-- START Data entries --
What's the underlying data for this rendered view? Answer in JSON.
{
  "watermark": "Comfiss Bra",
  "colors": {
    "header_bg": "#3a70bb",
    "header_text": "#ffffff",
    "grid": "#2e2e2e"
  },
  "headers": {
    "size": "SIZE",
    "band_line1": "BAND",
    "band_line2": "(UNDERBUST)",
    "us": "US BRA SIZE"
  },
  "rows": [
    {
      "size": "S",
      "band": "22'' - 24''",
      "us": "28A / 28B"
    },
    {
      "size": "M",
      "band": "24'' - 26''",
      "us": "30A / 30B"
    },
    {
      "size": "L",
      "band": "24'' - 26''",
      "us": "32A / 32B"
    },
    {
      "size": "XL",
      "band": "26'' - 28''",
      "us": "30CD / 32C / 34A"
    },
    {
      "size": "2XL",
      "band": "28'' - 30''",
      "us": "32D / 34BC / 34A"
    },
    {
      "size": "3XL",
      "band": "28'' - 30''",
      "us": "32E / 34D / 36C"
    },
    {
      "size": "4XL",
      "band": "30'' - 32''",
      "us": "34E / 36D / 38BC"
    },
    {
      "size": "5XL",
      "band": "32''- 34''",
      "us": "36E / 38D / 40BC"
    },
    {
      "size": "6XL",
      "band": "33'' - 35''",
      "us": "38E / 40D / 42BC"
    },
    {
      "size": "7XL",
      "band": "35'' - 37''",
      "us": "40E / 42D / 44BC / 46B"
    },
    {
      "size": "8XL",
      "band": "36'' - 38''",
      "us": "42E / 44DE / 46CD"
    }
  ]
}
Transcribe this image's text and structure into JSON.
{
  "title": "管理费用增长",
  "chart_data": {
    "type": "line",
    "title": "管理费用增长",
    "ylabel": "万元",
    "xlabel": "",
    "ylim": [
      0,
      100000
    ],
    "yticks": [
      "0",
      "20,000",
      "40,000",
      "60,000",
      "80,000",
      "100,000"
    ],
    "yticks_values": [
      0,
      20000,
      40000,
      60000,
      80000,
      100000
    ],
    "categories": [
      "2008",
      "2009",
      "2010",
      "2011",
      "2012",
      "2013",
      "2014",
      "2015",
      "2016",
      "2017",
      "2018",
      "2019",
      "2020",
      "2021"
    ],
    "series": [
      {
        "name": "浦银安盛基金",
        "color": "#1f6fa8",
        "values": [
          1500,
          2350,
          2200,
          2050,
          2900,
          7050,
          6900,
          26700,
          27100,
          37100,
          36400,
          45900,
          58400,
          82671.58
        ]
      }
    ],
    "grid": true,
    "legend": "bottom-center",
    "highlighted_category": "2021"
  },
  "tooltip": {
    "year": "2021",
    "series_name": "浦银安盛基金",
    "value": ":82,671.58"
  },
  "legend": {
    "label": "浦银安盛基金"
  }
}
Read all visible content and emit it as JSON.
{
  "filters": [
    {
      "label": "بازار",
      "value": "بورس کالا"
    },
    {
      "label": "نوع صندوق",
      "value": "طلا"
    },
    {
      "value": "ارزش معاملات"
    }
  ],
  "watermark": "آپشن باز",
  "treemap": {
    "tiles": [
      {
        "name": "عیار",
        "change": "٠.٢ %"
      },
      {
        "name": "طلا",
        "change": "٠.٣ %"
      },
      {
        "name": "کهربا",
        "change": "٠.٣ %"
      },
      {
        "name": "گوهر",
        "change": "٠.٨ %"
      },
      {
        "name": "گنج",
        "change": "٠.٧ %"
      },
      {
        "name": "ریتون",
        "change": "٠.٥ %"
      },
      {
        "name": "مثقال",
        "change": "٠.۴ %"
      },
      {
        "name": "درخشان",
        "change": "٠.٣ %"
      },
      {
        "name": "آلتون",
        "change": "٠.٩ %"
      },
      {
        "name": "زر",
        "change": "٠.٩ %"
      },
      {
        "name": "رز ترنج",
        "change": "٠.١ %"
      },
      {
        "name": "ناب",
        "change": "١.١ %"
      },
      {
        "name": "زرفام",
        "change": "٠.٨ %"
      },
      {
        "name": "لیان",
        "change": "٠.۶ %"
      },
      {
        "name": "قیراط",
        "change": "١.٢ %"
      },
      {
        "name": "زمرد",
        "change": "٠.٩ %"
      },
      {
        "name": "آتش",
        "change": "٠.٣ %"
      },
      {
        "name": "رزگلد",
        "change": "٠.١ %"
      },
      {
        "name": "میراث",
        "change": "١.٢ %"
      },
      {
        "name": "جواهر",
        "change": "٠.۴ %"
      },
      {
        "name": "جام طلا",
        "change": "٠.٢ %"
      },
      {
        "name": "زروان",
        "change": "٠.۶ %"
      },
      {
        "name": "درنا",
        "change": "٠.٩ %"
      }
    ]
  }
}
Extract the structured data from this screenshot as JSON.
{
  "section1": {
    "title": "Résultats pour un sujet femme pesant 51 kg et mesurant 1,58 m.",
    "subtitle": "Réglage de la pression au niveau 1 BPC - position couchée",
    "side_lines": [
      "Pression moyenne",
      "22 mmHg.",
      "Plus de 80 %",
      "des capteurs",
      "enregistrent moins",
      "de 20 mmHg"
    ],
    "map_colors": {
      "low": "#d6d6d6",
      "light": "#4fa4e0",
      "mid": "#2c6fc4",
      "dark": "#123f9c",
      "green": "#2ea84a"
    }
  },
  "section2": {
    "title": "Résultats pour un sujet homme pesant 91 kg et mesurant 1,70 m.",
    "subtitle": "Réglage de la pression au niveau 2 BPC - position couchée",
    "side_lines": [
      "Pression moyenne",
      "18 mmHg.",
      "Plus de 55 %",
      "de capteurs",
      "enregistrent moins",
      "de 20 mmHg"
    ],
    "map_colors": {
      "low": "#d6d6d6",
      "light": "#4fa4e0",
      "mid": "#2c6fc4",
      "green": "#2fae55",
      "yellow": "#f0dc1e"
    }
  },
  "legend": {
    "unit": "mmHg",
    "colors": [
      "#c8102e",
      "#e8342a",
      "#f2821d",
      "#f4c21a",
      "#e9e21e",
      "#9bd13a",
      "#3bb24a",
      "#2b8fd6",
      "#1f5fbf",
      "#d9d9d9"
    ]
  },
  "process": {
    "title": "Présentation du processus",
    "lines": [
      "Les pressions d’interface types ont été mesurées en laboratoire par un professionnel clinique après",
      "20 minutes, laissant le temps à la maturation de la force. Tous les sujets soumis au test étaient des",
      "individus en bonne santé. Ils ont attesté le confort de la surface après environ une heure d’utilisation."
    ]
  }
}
-- END Data entries --
• [Task details]:
Restate the whole listing exactly.

• [Final answer]:
What's the underlying data for this rendered view? Answer in JSON.
{
  "watermark": "Comfiss Bra",
  "colors": {
    "header_bg": "#3a70bb",
    "header_text": "#ffffff",
    "grid": "#2e2e2e"
  },
  "headers": {
    "size": "SIZE",
    "band_line1": "BAND",
    "band_line2": "(UNDERBUST)",
    "us": "US BRA SIZE"
  },
  "rows": [
    {
      "size": "S",
      "band": "22'' - 24''",
      "us": "28A / 28B"
    },
    {
      "size": "M",
      "band": "24'' - 26''",
      "us": "30A / 30B"
    },
    {
      "size": "L",
      "band": "24'' - 26''",
      "us": "32A / 32B"
    },
    {
      "size": "XL",
      "band": "26'' - 28''",
      "us": "30CD / 32C / 34A"
    },
    {
      "size": "2XL",
      "band": "28'' - 30''",
      "us": "32D / 34BC / 34A"
    },
    {
      "size": "3XL",
      "band": "28'' - 30''",
      "us": "32E / 34D / 36C"
    },
    {
      "size": "4XL",
      "band": "30'' - 32''",
      "us": "34E / 36D / 38BC"
    },
    {
      "size": "5XL",
      "band": "32''- 34''",
      "us": "36E / 38D / 40BC"
    },
    {
      "size": "6XL",
      "band": "33'' - 35''",
      "us": "38E / 40D / 42BC"
    },
    {
      "size": "7XL",
      "band": "35'' - 37''",
      "us": "40E / 42D / 44BC / 46B"
    },
    {
      "size": "8XL",
      "band": "36'' - 38''",
      "us": "42E / 44DE / 46CD"
    }
  ]
}
Transcribe this image's text and structure into JSON.
{
  "title": "管理费用增长",
  "chart_data": {
    "type": "line",
    "title": "管理费用增长",
    "ylabel": "万元",
    "xlabel": "",
    "ylim": [
      0,
      100000
    ],
    "yticks": [
      "0",
      "20,000",
      "40,000",
      "60,000",
      "80,000",
      "100,000"
    ],
    "yticks_values": [
      0,
      20000,
      40000,
      60000,
      80000,
      100000
    ],
    "categories": [
      "2008",
      "2009",
      "2010",
      "2011",
      "2012",
      "2013",
      "2014",
      "2015",
      "2016",
      "2017",
      "2018",
      "2019",
      "2020",
      "2021"
    ],
    "series": [
      {
        "name": "浦银安盛基金",
        "color": "#1f6fa8",
        "values": [
          1500,
          2350,
          2200,
          2050,
          2900,
          7050,
          6900,
          26700,
          27100,
          37100,
          36400,
          45900,
          58400,
          82671.58
        ]
      }
    ],
    "grid": true,
    "legend": "bottom-center",
    "highlighted_category": "2021"
  },
  "tooltip": {
    "year": "2021",
    "series_name": "浦银安盛基金",
    "value": ":82,671.58"
  },
  "legend": {
    "label": "浦银安盛基金"
  }
}
Read all visible content and emit it as JSON.
{
  "filters": [
    {
      "label": "بازار",
      "value": "بورس کالا"
    },
    {
      "label": "نوع صندوق",
      "value": "طلا"
    },
    {
      "value": "ارزش معاملات"
    }
  ],
  "watermark": "آپشن باز",
  "treemap": {
    "tiles": [
      {
        "name": "عیار",
        "change": "٠.٢ %"
      },
      {
        "name": "طلا",
        "change": "٠.٣ %"
      },
      {
        "name": "کهربا",
        "change": "٠.٣ %"
      },
      {
        "name": "گوهر",
        "change": "٠.٨ %"
      },
      {
        "name": "گنج",
        "change": "٠.٧ %"
      },
      {
        "name": "ریتون",
        "change": "٠.٥ %"
      },
      {
        "name": "مثقال",
        "change": "٠.۴ %"
      },
      {
        "name": "درخشان",
        "change": "٠.٣ %"
      },
      {
        "name": "آلتون",
        "change": "٠.٩ %"
      },
      {
        "name": "زر",
        "change": "٠.٩ %"
      },
      {
        "name": "رز ترنج",
        "change": "٠.١ %"
      },
      {
        "name": "ناب",
        "change": "١.١ %"
      },
      {
        "name": "زرفام",
        "change": "٠.٨ %"
      },
      {
        "name": "لیان",
        "change": "٠.۶ %"
      },
      {
        "name": "قیراط",
        "change": "١.٢ %"
      },
      {
        "name": "زمرد",
        "change": "٠.٩ %"
      },
      {
        "name": "آتش",
        "change": "٠.٣ %"
      },
      {
        "name": "رزگلد",
        "change": "٠.١ %"
      },
      {
        "name": "میراث",
        "change": "١.٢ %"
      },
      {
        "name": "جواهر",
        "change": "٠.۴ %"
      },
      {
        "name": "جام طلا",
        "change": "٠.٢ %"
      },
      {
        "name": "زروان",
        "change": "٠.۶ %"
      },
      {
        "name": "درنا",
        "change": "٠.٩ %"
      }
    ]
  }
}
Extract the structured data from this screenshot as JSON.
{
  "section1": {
    "title": "Résultats pour un sujet femme pesant 51 kg et mesurant 1,58 m.",
    "subtitle": "Réglage de la pression au niveau 1 BPC - position couchée",
    "side_lines": [
      "Pression moyenne",
      "22 mmHg.",
      "Plus de 80 %",
      "des capteurs",
      "enregistrent moins",
      "de 20 mmHg"
    ],
    "map_colors": {
      "low": "#d6d6d6",
      "light": "#4fa4e0",
      "mid": "#2c6fc4",
      "dark": "#123f9c",
      "green": "#2ea84a"
    }
  },
  "section2": {
    "title": "Résultats pour un sujet homme pesant 91 kg et mesurant 1,70 m.",
    "subtitle": "Réglage de la pression au niveau 2 BPC - position couchée",
    "side_lines": [
      "Pression moyenne",
      "18 mmHg.",
      "Plus de 55 %",
      "de capteurs",
      "enregistrent moins",
      "de 20 mmHg"
    ],
    "map_colors": {
      "low": "#d6d6d6",
      "light": "#4fa4e0",
      "mid": "#2c6fc4",
      "green": "#2fae55",
      "yellow": "#f0dc1e"
    }
  },
  "legend": {
    "unit": "mmHg",
    "colors": [
      "#c8102e",
      "#e8342a",
      "#f2821d",
      "#f4c21a",
      "#e9e21e",
      "#9bd13a",
      "#3bb24a",
      "#2b8fd6",
      "#1f5fbf",
      "#d9d9d9"
    ]
  },
  "process": {
    "title": "Présentation du processus",
    "lines": [
      "Les pressions d’interface types ont été mesurées en laboratoire par un professionnel clinique après",
      "20 minutes, laissant le temps à la maturation de la force. Tous les sujets soumis au test étaient des",
      "individus en bonne santé. Ils ont attesté le confort de la surface après environ une heure d’utilisation."
    ]
  }
}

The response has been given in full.